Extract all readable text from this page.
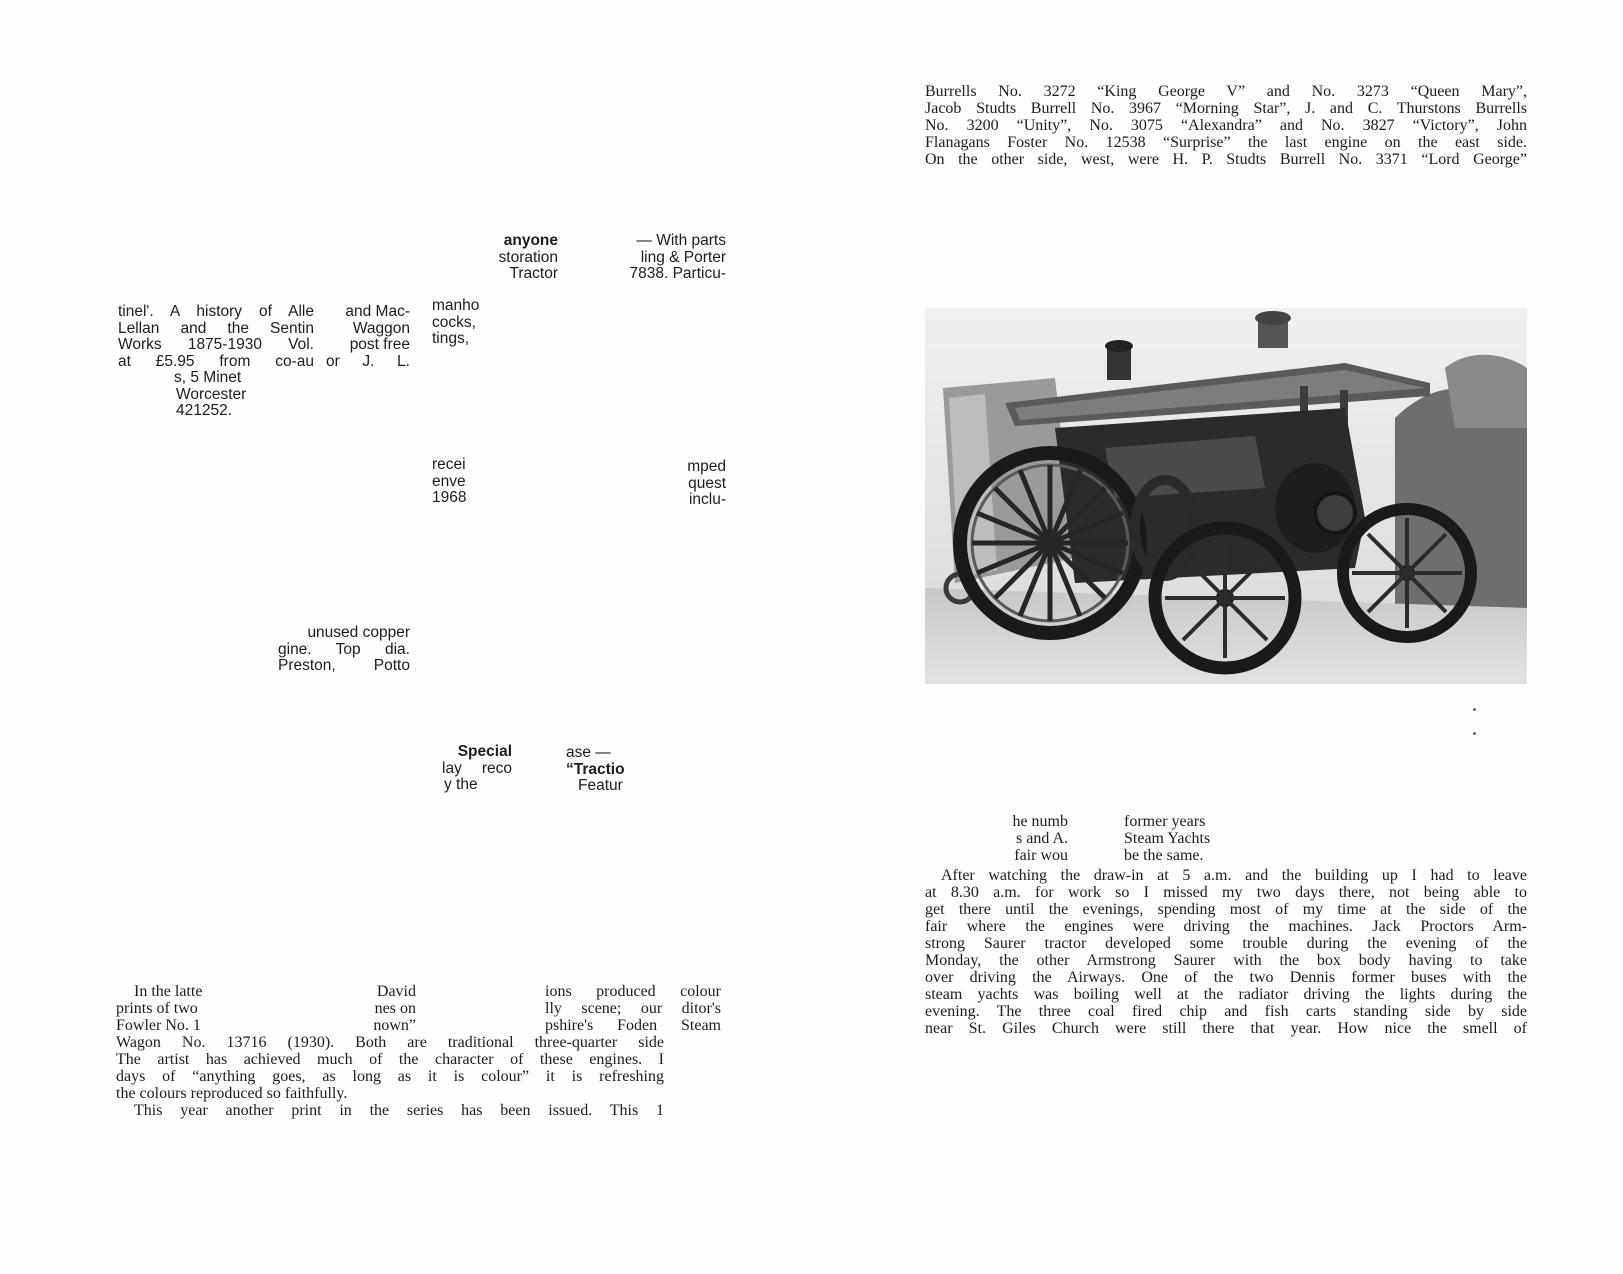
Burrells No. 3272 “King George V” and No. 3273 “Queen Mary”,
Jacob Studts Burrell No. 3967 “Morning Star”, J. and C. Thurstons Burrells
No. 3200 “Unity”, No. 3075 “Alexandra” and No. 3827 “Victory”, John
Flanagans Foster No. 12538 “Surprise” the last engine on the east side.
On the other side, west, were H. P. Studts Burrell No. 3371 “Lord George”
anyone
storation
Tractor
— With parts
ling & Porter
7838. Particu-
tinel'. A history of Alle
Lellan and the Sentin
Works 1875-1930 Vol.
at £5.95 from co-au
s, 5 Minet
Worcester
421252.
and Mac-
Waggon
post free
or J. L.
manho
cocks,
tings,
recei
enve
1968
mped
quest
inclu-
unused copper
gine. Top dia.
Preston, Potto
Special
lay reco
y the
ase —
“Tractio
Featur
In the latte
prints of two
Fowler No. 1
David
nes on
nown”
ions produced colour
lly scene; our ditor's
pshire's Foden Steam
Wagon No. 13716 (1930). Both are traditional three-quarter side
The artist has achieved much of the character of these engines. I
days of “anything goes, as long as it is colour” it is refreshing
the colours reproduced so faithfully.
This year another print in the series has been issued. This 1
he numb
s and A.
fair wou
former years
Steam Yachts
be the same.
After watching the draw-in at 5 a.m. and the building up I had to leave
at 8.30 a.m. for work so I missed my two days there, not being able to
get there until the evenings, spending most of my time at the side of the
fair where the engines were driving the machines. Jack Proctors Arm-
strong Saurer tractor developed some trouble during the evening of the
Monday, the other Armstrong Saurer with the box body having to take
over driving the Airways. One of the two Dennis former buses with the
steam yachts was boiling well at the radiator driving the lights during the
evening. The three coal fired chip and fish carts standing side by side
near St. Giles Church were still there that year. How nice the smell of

● WHAT TO DO: Pull out every line of the records above that contains the word "Saurer".

● SOLUTION TO THIS TASK:
strong Saurer tractor developed some trouble during the evening of the
Monday, the other Armstrong Saurer with the box body having to take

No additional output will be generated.